__What is asked__:
Reproduce all of the data exactly, with no line skipped.

[Records]
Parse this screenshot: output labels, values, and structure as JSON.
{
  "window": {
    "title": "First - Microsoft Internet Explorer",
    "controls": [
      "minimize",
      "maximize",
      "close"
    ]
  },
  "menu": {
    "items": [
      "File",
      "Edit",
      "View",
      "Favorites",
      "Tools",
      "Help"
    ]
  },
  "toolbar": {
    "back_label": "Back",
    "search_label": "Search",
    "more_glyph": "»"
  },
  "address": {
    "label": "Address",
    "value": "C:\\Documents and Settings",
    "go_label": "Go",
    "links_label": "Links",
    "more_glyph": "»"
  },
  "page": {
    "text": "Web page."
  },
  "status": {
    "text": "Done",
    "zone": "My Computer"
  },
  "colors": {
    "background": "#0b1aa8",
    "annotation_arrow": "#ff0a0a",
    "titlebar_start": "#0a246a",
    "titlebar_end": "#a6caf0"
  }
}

__Full solution__:
Parse this screenshot: output labels, values, and structure as JSON.
{
  "window": {
    "title": "First - Microsoft Internet Explorer",
    "controls": [
      "minimize",
      "maximize",
      "close"
    ]
  },
  "menu": {
    "items": [
      "File",
      "Edit",
      "View",
      "Favorites",
      "Tools",
      "Help"
    ]
  },
  "toolbar": {
    "back_label": "Back",
    "search_label": "Search",
    "more_glyph": "»"
  },
  "address": {
    "label": "Address",
    "value": "C:\\Documents and Settings",
    "go_label": "Go",
    "links_label": "Links",
    "more_glyph": "»"
  },
  "page": {
    "text": "Web page."
  },
  "status": {
    "text": "Done",
    "zone": "My Computer"
  },
  "colors": {
    "background": "#0b1aa8",
    "annotation_arrow": "#ff0a0a",
    "titlebar_start": "#0a246a",
    "titlebar_end": "#a6caf0"
  }
}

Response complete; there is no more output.